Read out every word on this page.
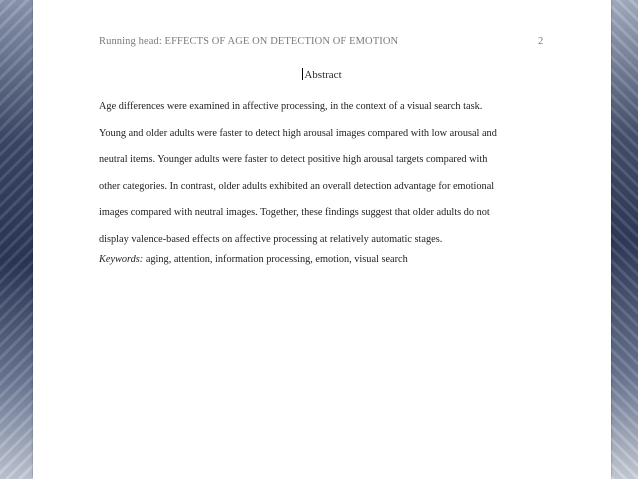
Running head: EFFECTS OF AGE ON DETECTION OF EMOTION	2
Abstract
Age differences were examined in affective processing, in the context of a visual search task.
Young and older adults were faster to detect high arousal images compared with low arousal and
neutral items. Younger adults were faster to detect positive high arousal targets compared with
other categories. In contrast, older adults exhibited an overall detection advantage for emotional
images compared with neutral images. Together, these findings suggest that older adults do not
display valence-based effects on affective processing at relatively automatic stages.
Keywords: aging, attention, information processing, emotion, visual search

________________________

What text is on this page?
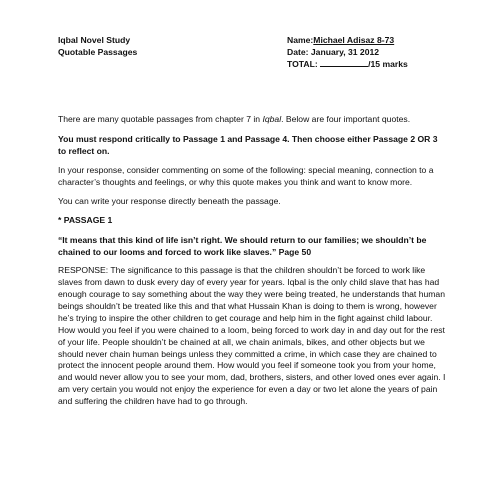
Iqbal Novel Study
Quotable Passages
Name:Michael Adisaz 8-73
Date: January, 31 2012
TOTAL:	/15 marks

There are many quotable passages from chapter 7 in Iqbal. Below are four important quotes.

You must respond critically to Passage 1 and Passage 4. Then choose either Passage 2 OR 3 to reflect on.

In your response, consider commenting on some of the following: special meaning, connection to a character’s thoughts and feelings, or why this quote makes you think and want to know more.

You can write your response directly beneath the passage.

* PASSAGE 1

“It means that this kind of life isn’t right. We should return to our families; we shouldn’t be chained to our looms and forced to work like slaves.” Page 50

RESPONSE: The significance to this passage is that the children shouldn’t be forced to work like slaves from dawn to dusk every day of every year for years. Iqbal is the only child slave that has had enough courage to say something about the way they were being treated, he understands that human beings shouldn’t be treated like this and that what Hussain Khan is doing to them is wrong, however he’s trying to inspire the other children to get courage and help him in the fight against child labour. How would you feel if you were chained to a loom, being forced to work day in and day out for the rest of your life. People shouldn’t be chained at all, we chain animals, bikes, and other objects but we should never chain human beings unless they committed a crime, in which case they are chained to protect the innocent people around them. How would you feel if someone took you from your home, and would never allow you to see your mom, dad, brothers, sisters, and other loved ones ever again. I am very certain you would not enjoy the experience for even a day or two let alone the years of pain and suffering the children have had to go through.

________________________

- DO THIS -
How many lines in the records hold the string "chained"? Reply with the number alone.

- SOLUTION FOR THIS TASK -
2